*Instruction*. Scan the data below for the string "rescate". Copy every line where it appears.
══ Record set ══
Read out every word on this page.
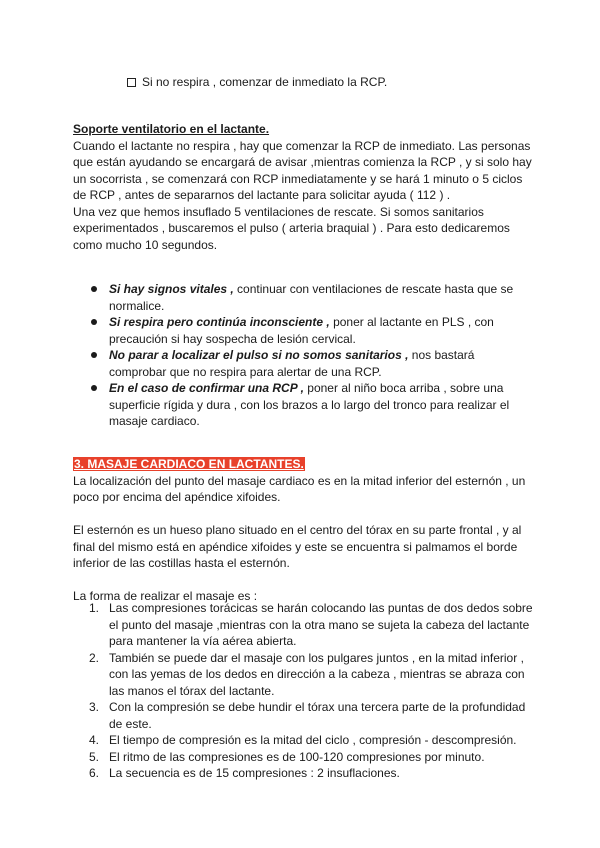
Si no respira , comenzar de inmediato la RCP.

Soporte ventilatorio en el lactante.

Cuando el lactante no respira , hay que comenzar la RCP de inmediato. Las personas que están ayudando se encargará de avisar ,mientras comienza la RCP , y si solo hay un socorrista , se comenzará con RCP inmediatamente y se hará 1 minuto o 5 ciclos de RCP , antes de separarnos del lactante para solicitar ayuda ( 112 ) .

Una vez que hemos insuflado 5 ventilaciones de rescate. Si somos sanitarios experimentados , buscaremos el pulso ( arteria braquial ) . Para esto dedicaremos como mucho 10 segundos.

Si hay signos vitales , continuar con ventilaciones de rescate hasta que se normalice.
Si respira pero continúa inconsciente , poner al lactante en PLS , con precaución si hay sospecha de lesión cervical.
No parar a localizar el pulso si no somos sanitarios , nos bastará comprobar que no respira para alertar de una RCP.
En el caso de confirmar una RCP , poner al niño boca arriba , sobre una superficie rígida y dura , con los brazos a lo largo del tronco para realizar el masaje cardiaco.

3. MASAJE CARDIACO EN LACTANTES.

La localización del punto del masaje cardiaco es en la mitad inferior del esternón , un poco por encima del apéndice xifoides.

El esternón es un hueso plano situado en el centro del tórax en su parte frontal , y al final del mismo está en apéndice xifoides y este se encuentra si palmamos el borde inferior de las costillas hasta el esternón.

La forma de realizar el masaje es :

1. Las compresiones torácicas se harán colocando las puntas de dos dedos sobre el punto del masaje ,mientras con la otra mano se sujeta la cabeza del lactante para mantener la vía aérea abierta.
2. También se puede dar el masaje con los pulgares juntos , en la mitad inferior , con las yemas de los dedos en dirección a la cabeza , mientras se abraza con las manos el tórax del lactante.
3. Con la compresión se debe hundir el tórax una tercera parte de la profundidad de este.
4. El tiempo de compresión es la mitad del ciclo , compresión - descompresión.
5. El ritmo de las compresiones es de 100-120 compresiones por minuto.
6. La secuencia es de 15 compresiones : 2 insuflaciones.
═══
*In response*.
Una vez que hemos insuflado 5 ventilaciones de rescate. Si somos sanitarios experimentados , buscaremos el pulso ( arteria braquial ) . Para esto dedicaremos como mucho 10 segundos.
Si hay signos vitales , continuar con ventilaciones de rescate hasta que se normalice.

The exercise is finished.